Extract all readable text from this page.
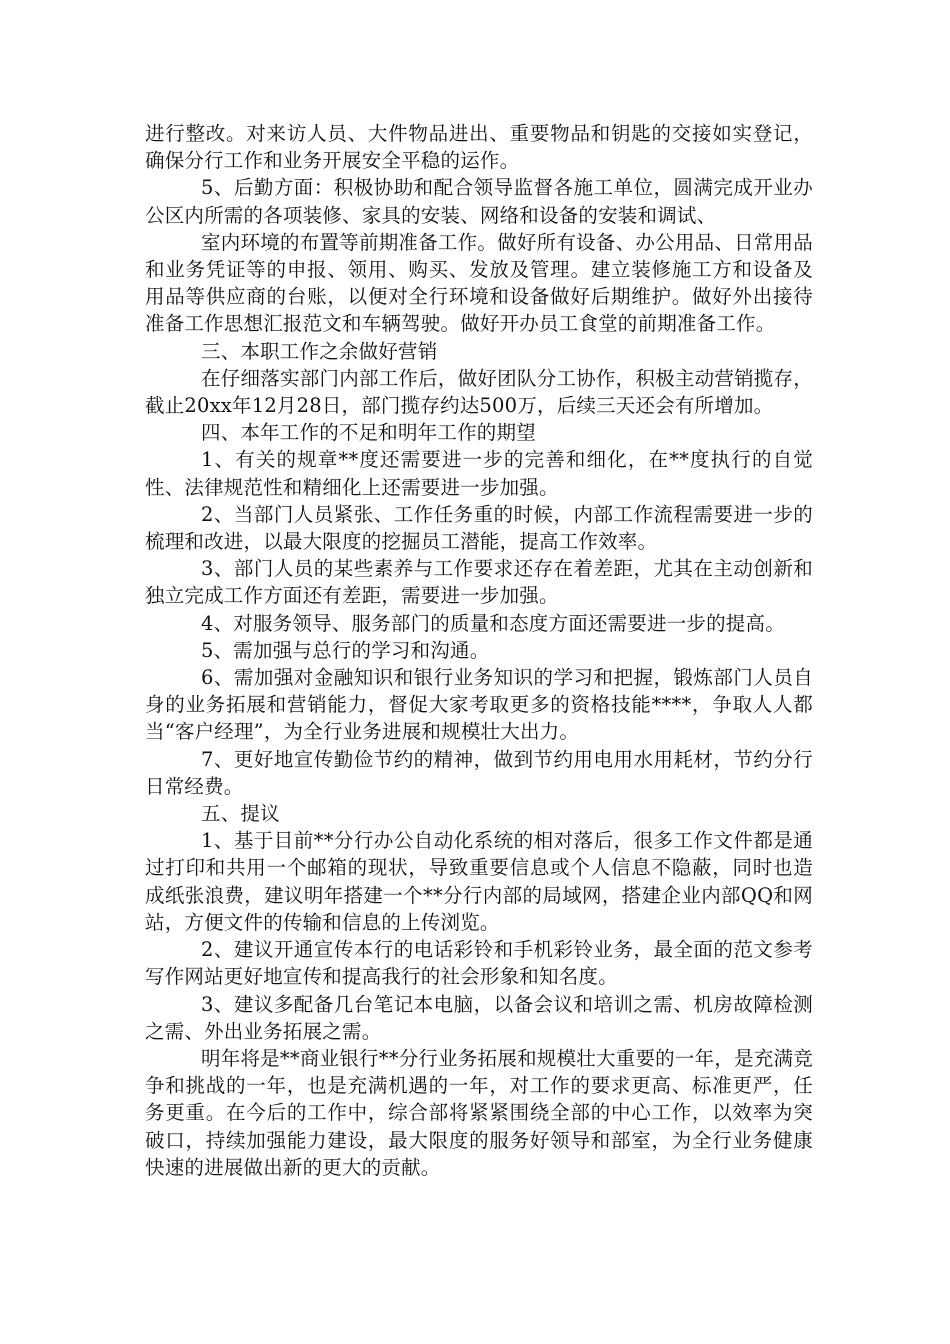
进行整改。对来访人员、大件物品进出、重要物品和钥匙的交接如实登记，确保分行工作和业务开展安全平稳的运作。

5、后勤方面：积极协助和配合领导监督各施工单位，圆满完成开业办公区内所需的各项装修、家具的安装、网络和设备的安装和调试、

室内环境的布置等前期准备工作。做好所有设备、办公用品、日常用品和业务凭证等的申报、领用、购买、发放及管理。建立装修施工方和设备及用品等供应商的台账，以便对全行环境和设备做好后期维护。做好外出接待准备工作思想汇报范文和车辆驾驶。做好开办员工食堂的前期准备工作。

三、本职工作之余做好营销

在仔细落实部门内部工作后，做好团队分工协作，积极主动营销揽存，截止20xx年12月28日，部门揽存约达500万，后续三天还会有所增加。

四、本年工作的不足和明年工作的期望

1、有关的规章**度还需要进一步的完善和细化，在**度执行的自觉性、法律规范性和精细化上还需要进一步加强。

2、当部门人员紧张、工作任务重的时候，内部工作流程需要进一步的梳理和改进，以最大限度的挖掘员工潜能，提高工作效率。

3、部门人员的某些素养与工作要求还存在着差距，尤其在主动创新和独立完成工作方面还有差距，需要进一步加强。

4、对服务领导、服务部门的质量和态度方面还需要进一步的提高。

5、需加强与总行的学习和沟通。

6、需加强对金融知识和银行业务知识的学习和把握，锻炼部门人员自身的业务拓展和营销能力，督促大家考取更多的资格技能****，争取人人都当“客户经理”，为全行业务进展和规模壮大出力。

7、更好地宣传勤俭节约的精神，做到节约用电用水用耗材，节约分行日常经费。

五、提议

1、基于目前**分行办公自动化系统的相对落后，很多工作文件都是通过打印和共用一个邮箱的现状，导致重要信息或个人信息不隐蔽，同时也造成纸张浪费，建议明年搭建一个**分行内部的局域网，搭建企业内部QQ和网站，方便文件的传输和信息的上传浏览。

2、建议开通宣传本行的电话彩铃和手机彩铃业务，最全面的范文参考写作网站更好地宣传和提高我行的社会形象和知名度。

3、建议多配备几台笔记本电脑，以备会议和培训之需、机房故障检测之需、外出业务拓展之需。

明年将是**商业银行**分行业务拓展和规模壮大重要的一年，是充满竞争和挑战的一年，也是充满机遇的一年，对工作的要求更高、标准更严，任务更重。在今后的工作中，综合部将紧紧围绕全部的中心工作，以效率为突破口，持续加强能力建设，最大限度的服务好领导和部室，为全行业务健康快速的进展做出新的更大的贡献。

• The request
All of the lines above should be printed exactly, minus the pictures.

• Response
Extract all readable text from this page.
进行整改。对来访人员、大件物品进出、重要物品和钥匙的交接如实登记，确保分行工作和业务开展安全平稳的运作。

5、后勤方面：积极协助和配合领导监督各施工单位，圆满完成开业办公区内所需的各项装修、家具的安装、网络和设备的安装和调试、

室内环境的布置等前期准备工作。做好所有设备、办公用品、日常用品和业务凭证等的申报、领用、购买、发放及管理。建立装修施工方和设备及用品等供应商的台账，以便对全行环境和设备做好后期维护。做好外出接待准备工作思想汇报范文和车辆驾驶。做好开办员工食堂的前期准备工作。

三、本职工作之余做好营销

在仔细落实部门内部工作后，做好团队分工协作，积极主动营销揽存，截止20xx年12月28日，部门揽存约达500万，后续三天还会有所增加。

四、本年工作的不足和明年工作的期望

1、有关的规章**度还需要进一步的完善和细化，在**度执行的自觉性、法律规范性和精细化上还需要进一步加强。

2、当部门人员紧张、工作任务重的时候，内部工作流程需要进一步的梳理和改进，以最大限度的挖掘员工潜能，提高工作效率。

3、部门人员的某些素养与工作要求还存在着差距，尤其在主动创新和独立完成工作方面还有差距，需要进一步加强。

4、对服务领导、服务部门的质量和态度方面还需要进一步的提高。

5、需加强与总行的学习和沟通。

6、需加强对金融知识和银行业务知识的学习和把握，锻炼部门人员自身的业务拓展和营销能力，督促大家考取更多的资格技能****，争取人人都当“客户经理”，为全行业务进展和规模壮大出力。

7、更好地宣传勤俭节约的精神，做到节约用电用水用耗材，节约分行日常经费。

五、提议

1、基于目前**分行办公自动化系统的相对落后，很多工作文件都是通过打印和共用一个邮箱的现状，导致重要信息或个人信息不隐蔽，同时也造成纸张浪费，建议明年搭建一个**分行内部的局域网，搭建企业内部QQ和网站，方便文件的传输和信息的上传浏览。

2、建议开通宣传本行的电话彩铃和手机彩铃业务，最全面的范文参考写作网站更好地宣传和提高我行的社会形象和知名度。

3、建议多配备几台笔记本电脑，以备会议和培训之需、机房故障检测之需、外出业务拓展之需。

明年将是**商业银行**分行业务拓展和规模壮大重要的一年，是充满竞争和挑战的一年，也是充满机遇的一年，对工作的要求更高、标准更严，任务更重。在今后的工作中，综合部将紧紧围绕全部的中心工作，以效率为突破口，持续加强能力建设，最大限度的服务好领导和部室，为全行业务健康快速的进展做出新的更大的贡献。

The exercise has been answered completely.